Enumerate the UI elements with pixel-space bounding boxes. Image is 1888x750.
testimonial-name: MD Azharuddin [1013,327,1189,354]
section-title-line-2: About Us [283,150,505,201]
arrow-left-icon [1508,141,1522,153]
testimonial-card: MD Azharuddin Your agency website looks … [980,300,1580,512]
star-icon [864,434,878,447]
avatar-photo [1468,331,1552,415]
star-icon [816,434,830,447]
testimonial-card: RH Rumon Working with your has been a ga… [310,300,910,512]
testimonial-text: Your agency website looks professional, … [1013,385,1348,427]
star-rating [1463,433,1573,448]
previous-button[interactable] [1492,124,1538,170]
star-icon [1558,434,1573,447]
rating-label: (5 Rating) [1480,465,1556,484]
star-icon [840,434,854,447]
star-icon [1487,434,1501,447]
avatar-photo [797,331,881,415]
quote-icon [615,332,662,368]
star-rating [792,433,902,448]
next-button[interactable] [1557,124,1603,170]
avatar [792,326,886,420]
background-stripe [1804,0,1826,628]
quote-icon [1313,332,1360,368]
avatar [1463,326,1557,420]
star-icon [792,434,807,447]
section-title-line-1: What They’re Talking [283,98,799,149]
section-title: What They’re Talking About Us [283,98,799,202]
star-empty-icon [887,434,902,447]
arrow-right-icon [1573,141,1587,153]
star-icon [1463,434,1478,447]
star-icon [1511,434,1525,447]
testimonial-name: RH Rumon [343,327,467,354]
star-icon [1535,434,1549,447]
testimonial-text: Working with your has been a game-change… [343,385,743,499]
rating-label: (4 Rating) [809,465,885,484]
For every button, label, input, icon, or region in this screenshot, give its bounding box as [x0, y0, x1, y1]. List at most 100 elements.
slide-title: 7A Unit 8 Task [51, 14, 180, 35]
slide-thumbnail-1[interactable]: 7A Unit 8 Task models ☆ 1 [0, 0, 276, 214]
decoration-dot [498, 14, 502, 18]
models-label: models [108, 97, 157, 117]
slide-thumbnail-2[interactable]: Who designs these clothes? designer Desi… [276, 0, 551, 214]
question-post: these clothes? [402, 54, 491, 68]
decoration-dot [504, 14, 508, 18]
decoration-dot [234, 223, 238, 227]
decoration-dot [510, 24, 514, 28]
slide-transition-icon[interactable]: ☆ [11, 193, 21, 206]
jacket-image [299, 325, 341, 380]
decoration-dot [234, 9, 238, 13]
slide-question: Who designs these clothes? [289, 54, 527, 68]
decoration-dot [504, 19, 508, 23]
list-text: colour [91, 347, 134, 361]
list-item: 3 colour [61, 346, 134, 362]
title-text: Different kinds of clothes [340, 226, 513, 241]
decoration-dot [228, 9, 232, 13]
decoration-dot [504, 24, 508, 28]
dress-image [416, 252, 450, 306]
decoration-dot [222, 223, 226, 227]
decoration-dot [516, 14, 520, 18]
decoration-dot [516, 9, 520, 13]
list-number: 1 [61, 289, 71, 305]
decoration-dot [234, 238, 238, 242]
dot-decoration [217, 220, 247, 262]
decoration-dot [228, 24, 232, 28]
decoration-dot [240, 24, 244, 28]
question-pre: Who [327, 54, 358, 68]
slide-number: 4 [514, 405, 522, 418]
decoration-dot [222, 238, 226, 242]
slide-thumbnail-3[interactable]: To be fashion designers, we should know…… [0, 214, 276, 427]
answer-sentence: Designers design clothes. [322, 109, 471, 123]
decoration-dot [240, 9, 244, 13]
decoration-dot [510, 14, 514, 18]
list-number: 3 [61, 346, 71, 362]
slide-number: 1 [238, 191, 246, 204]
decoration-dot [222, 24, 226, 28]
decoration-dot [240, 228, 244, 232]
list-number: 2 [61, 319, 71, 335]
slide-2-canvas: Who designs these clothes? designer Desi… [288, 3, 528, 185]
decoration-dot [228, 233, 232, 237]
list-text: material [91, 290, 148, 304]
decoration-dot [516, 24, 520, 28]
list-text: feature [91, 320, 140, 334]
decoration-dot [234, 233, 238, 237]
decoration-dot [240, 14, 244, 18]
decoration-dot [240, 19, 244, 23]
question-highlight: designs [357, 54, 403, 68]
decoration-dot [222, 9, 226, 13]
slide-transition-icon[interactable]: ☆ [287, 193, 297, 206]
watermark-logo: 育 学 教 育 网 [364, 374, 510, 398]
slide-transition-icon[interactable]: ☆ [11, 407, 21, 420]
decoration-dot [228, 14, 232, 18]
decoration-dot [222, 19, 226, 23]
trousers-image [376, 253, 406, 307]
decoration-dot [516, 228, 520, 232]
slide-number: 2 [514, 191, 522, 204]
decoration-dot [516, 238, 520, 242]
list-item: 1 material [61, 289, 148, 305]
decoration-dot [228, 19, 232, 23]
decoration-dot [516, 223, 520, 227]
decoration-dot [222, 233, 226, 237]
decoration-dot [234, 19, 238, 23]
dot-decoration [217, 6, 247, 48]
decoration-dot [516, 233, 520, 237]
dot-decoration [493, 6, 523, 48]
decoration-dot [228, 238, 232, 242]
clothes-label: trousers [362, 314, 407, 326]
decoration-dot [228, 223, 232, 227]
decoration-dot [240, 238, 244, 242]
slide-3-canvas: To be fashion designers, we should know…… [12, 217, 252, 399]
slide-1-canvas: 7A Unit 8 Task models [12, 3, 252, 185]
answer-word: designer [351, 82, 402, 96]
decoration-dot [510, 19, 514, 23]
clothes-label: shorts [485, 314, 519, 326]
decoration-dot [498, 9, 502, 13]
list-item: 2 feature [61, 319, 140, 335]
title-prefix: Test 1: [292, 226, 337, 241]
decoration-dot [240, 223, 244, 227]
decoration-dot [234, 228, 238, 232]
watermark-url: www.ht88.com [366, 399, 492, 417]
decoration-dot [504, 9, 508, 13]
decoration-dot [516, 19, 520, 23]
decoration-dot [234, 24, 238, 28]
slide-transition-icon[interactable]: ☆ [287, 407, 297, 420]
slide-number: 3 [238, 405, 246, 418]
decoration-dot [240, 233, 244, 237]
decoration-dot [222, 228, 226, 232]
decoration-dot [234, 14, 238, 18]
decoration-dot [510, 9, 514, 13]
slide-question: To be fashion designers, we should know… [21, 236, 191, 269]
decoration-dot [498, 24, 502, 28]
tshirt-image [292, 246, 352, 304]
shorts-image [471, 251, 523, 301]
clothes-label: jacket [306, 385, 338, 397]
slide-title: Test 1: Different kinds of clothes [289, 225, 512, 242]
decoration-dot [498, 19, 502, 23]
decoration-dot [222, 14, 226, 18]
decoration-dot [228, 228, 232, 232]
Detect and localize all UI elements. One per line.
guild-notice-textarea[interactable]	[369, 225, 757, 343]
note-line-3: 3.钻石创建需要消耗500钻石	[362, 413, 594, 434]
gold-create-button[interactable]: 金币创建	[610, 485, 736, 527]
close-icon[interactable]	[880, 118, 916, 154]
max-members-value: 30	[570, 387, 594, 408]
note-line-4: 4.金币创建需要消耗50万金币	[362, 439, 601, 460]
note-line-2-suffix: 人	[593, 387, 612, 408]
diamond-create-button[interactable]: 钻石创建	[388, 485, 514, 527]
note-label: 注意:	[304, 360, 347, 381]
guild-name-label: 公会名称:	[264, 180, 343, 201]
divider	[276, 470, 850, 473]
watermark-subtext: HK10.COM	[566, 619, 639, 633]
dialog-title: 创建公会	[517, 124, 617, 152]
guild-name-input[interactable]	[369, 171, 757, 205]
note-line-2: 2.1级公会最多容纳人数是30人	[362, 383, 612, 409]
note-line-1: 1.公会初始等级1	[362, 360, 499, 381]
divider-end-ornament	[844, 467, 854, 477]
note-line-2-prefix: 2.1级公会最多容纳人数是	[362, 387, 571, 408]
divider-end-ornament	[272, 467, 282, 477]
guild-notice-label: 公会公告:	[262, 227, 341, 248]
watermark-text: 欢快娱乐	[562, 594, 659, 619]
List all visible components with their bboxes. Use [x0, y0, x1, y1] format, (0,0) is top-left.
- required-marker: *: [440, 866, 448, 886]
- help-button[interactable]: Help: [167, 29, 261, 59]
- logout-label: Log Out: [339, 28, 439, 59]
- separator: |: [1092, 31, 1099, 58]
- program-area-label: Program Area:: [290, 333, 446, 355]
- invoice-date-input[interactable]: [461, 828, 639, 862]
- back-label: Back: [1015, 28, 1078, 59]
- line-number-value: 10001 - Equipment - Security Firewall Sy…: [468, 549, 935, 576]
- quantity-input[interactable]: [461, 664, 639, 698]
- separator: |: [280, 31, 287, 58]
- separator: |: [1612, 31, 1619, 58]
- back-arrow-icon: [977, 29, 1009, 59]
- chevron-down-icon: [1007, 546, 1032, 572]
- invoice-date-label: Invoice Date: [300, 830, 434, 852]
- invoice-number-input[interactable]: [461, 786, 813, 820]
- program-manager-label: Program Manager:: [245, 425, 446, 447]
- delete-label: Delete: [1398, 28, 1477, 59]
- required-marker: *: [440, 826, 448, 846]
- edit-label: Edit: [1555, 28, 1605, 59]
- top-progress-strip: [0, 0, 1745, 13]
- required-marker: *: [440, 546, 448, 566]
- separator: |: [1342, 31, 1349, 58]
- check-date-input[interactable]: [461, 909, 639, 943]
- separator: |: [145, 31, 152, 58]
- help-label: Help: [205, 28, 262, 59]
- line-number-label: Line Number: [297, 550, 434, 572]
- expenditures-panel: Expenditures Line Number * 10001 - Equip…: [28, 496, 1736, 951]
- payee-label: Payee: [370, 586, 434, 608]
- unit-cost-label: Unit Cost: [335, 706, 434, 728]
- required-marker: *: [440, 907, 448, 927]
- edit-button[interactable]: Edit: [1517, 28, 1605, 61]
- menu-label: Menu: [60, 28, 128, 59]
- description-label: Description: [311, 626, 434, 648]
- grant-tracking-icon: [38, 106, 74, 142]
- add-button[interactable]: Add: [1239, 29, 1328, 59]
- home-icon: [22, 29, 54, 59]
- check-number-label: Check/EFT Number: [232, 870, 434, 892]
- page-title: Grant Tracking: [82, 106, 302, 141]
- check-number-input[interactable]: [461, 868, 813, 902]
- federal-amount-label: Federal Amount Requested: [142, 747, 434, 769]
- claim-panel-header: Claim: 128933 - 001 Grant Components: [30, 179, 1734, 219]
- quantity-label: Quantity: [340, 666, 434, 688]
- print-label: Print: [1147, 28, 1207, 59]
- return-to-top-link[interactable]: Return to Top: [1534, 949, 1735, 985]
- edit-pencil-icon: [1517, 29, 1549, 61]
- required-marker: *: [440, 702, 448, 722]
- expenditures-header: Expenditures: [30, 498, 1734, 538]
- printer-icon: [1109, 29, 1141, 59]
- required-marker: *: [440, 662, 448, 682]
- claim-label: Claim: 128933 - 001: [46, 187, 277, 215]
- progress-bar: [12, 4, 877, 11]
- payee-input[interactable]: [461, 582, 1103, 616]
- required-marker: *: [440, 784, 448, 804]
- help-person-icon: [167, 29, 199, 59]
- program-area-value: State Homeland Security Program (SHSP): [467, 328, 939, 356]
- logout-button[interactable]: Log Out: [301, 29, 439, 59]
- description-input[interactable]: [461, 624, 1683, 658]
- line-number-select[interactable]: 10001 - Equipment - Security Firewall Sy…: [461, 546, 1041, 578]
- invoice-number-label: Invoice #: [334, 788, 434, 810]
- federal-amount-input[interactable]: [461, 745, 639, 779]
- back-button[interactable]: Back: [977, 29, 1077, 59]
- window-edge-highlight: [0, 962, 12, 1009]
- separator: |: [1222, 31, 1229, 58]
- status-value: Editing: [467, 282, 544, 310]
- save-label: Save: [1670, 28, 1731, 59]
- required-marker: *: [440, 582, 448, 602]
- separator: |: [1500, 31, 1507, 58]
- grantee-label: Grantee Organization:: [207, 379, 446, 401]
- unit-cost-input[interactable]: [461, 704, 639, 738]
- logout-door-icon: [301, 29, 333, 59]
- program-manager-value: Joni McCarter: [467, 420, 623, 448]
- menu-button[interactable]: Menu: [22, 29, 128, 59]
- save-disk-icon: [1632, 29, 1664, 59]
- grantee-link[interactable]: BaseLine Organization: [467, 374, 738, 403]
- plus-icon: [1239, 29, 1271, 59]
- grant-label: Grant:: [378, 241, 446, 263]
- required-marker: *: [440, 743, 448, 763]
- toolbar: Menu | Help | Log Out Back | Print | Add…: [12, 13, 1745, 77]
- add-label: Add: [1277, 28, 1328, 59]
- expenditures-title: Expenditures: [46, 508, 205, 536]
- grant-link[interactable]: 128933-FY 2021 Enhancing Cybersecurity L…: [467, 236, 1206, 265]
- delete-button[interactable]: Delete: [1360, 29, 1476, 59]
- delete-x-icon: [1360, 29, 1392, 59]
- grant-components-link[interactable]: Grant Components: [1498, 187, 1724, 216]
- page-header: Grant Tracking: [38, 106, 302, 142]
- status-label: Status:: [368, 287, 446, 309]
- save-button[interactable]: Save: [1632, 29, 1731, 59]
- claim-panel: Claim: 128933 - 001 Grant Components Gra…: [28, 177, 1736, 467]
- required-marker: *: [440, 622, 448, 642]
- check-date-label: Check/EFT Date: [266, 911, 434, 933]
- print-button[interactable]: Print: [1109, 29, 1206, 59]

■ The task
Reproduce verbatim every line of the entries, from the first line through the line containing "section-title-line-1: What They’re".

■ Written reply
Enumerate the UI elements with pixel-space bounding boxes. Image is 1888x750.
testimonial-name: MD Azharuddin [1013,327,1189,354]
section-title-line-2: About Us [283,150,505,201]
arrow-left-icon [1508,141,1522,153]
testimonial-card: MD Azharuddin Your agency website looks … [980,300,1580,512]
star-icon [864,434,878,447]
avatar-photo [1468,331,1552,415]
star-icon [816,434,830,447]
testimonial-card: RH Rumon Working with your has been a ga… [310,300,910,512]
testimonial-text: Your agency website looks professional, … [1013,385,1348,427]
star-rating [1463,433,1573,448]
previous-button[interactable] [1492,124,1538,170]
star-icon [1558,434,1573,447]
rating-label: (5 Rating) [1480,465,1556,484]
star-icon [840,434,854,447]
star-icon [1487,434,1501,447]
avatar-photo [797,331,881,415]
quote-icon [615,332,662,368]
star-rating [792,433,902,448]
next-button[interactable] [1557,124,1603,170]
avatar [792,326,886,420]
background-stripe [1804,0,1826,628]
quote-icon [1313,332,1360,368]
avatar [1463,326,1557,420]
star-icon [792,434,807,447]
section-title-line-1: What They’re Talking [283,98,799,149]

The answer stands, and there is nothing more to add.